= AIM =
Set down every entry again word for word, please, but skip the pictures.

[begin RECORDS]

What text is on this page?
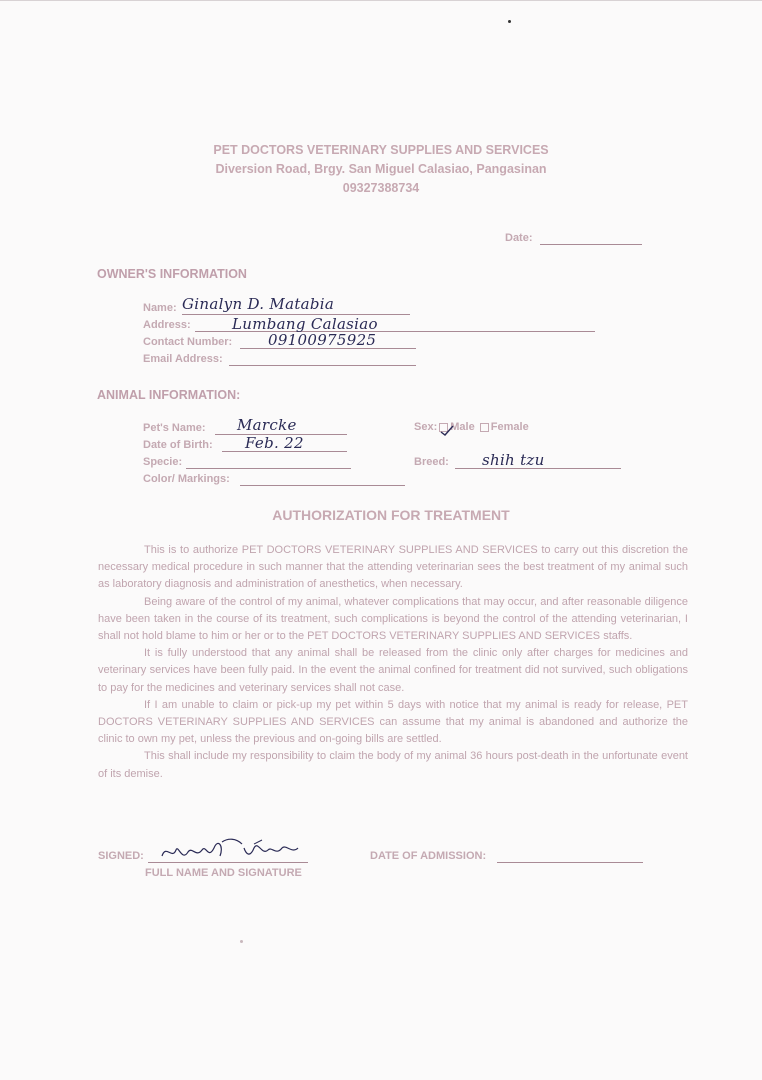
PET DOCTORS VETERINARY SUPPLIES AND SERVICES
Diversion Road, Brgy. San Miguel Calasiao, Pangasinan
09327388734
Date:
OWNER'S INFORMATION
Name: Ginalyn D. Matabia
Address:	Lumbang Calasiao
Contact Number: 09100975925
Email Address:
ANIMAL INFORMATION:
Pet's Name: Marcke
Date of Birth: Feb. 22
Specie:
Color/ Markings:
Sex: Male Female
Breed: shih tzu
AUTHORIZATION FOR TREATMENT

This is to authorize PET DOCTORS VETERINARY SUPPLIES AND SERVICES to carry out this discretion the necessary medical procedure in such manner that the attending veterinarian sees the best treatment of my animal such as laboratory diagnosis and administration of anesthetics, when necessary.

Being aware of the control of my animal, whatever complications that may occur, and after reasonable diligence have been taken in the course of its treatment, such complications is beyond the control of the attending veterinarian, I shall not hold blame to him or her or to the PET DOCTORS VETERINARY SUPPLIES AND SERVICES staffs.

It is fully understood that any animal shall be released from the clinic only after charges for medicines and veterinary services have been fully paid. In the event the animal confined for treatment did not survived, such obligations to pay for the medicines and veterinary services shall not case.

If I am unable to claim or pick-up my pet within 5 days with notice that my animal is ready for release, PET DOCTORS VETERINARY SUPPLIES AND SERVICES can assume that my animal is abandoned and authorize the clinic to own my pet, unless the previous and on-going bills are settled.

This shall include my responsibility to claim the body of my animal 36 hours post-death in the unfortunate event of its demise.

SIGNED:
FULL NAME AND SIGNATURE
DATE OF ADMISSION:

[end RECORDS]

= COMPLETED TASK =
What text is on this page?
PET DOCTORS VETERINARY SUPPLIES AND SERVICES
Diversion Road, Brgy. San Miguel Calasiao, Pangasinan
09327388734
Date:
OWNER'S INFORMATION
Name: Ginalyn D. Matabia
Address:	Lumbang Calasiao
Contact Number: 09100975925
Email Address:
ANIMAL INFORMATION:
Pet's Name: Marcke
Date of Birth: Feb. 22
Specie:
Color/ Markings:
Sex: Male Female
Breed: shih tzu
AUTHORIZATION FOR TREATMENT

This is to authorize PET DOCTORS VETERINARY SUPPLIES AND SERVICES to carry out this discretion the necessary medical procedure in such manner that the attending veterinarian sees the best treatment of my animal such as laboratory diagnosis and administration of anesthetics, when necessary.

Being aware of the control of my animal, whatever complications that may occur, and after reasonable diligence have been taken in the course of its treatment, such complications is beyond the control of the attending veterinarian, I shall not hold blame to him or her or to the PET DOCTORS VETERINARY SUPPLIES AND SERVICES staffs.

It is fully understood that any animal shall be released from the clinic only after charges for medicines and veterinary services have been fully paid. In the event the animal confined for treatment did not survived, such obligations to pay for the medicines and veterinary services shall not case.

If I am unable to claim or pick-up my pet within 5 days with notice that my animal is ready for release, PET DOCTORS VETERINARY SUPPLIES AND SERVICES can assume that my animal is abandoned and authorize the clinic to own my pet, unless the previous and on-going bills are settled.

This shall include my responsibility to claim the body of my animal 36 hours post-death in the unfortunate event of its demise.

SIGNED:
FULL NAME AND SIGNATURE
DATE OF ADMISSION:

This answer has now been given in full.